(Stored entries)
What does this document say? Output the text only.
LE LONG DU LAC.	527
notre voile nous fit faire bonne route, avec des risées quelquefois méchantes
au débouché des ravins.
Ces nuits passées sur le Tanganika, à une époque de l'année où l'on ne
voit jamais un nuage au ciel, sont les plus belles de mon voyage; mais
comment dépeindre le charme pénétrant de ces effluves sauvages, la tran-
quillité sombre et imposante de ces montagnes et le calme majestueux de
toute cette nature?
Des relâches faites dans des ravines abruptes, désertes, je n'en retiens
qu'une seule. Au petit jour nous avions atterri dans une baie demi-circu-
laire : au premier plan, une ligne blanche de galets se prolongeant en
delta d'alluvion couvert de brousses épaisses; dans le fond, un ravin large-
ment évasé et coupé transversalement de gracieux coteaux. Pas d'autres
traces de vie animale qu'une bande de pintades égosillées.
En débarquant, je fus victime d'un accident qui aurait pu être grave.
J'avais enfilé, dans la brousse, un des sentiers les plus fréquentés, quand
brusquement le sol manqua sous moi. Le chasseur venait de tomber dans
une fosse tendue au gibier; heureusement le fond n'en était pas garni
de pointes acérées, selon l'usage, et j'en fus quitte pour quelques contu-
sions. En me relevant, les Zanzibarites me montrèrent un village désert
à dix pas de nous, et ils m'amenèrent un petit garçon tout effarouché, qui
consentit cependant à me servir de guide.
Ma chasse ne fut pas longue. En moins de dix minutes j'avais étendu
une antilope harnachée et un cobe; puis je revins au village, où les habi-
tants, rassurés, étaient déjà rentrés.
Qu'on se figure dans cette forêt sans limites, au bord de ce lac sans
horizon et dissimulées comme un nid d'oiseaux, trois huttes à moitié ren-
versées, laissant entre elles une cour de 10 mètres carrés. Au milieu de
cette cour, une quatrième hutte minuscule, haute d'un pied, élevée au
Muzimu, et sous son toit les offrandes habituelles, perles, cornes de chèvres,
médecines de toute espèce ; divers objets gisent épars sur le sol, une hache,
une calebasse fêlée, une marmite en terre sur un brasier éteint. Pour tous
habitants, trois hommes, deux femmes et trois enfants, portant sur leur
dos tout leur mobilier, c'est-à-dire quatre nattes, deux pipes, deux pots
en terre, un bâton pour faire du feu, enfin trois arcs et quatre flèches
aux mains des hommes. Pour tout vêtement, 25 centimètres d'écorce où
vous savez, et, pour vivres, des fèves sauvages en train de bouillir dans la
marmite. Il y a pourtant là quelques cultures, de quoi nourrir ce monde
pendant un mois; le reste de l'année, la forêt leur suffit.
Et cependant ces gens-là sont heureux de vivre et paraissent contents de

Short task:
Gather each line in the data that holds the string "village".

Task response:
sions. En me relevant, les Zanzibarites me montrèrent un village désert
une antilope harnachée et un cobe; puis je revins au village, où les habi-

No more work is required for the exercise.